* [What you are asked to do]
Pick out every line of the entries below where "należy" occurs, and copy those lines.

Stored dataset items
----------------------------------------

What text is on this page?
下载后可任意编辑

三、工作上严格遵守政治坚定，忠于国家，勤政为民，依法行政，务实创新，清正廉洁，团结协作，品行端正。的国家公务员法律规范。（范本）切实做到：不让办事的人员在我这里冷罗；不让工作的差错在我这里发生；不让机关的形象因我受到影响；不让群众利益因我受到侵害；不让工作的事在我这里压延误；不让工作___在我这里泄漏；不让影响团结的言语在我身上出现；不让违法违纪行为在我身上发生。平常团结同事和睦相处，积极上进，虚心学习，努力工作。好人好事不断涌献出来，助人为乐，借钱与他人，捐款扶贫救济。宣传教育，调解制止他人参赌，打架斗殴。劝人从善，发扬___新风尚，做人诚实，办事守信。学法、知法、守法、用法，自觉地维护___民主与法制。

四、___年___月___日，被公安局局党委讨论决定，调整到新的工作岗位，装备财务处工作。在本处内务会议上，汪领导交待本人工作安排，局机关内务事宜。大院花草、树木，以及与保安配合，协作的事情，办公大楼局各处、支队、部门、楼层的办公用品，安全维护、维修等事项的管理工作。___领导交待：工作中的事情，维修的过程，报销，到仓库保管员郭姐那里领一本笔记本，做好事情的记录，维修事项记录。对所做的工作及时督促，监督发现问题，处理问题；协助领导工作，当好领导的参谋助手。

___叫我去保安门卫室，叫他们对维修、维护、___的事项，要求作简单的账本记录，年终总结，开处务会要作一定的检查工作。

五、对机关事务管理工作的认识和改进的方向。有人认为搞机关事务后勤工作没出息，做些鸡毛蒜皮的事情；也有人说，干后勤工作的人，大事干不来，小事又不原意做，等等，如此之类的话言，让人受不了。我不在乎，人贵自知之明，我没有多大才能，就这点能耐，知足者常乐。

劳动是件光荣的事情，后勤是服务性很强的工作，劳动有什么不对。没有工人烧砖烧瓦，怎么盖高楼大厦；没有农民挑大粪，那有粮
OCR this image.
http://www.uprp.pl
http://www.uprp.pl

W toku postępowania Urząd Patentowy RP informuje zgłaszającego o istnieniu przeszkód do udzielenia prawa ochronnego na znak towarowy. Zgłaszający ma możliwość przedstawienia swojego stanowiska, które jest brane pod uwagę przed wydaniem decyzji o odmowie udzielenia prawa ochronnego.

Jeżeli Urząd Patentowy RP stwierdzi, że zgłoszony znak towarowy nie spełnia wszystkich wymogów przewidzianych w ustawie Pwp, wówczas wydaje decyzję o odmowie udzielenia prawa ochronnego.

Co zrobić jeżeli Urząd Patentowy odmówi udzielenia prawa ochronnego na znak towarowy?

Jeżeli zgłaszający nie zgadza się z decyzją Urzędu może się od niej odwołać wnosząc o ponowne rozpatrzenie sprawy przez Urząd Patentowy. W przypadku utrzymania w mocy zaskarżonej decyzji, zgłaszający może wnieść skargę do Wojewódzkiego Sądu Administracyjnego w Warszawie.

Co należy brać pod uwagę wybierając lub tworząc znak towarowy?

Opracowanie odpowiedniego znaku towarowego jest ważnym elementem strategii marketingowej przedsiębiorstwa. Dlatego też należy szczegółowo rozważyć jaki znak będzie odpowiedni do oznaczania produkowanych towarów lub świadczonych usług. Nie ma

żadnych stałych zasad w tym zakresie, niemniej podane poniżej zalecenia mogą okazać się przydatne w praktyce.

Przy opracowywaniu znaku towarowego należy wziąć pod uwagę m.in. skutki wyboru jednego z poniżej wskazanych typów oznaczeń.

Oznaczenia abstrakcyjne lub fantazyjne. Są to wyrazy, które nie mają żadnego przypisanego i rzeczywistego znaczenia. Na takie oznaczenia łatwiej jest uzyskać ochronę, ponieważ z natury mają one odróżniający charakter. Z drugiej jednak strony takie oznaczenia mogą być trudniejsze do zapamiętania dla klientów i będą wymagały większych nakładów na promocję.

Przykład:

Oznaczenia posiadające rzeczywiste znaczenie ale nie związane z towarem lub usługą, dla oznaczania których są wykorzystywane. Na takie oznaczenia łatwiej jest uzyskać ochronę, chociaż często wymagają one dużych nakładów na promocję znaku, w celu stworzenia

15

----------------------------------------

* [The answer]
Co należy brać pod uwagę wybierając lub tworząc znak towarowy?
Opracowanie odpowiedniego znaku towarowego jest ważnym elementem strategii marketingowej przedsiębiorstwa. Dlatego też należy szczegółowo rozważyć jaki znak będzie odpowiedni do oznaczania produkowanych towarów lub świadczonych usług. Nie ma
Przy opracowywaniu znaku towarowego należy wziąć pod uwagę m.in. skutki wyboru jednego z poniżej wskazanych typów oznaczeń.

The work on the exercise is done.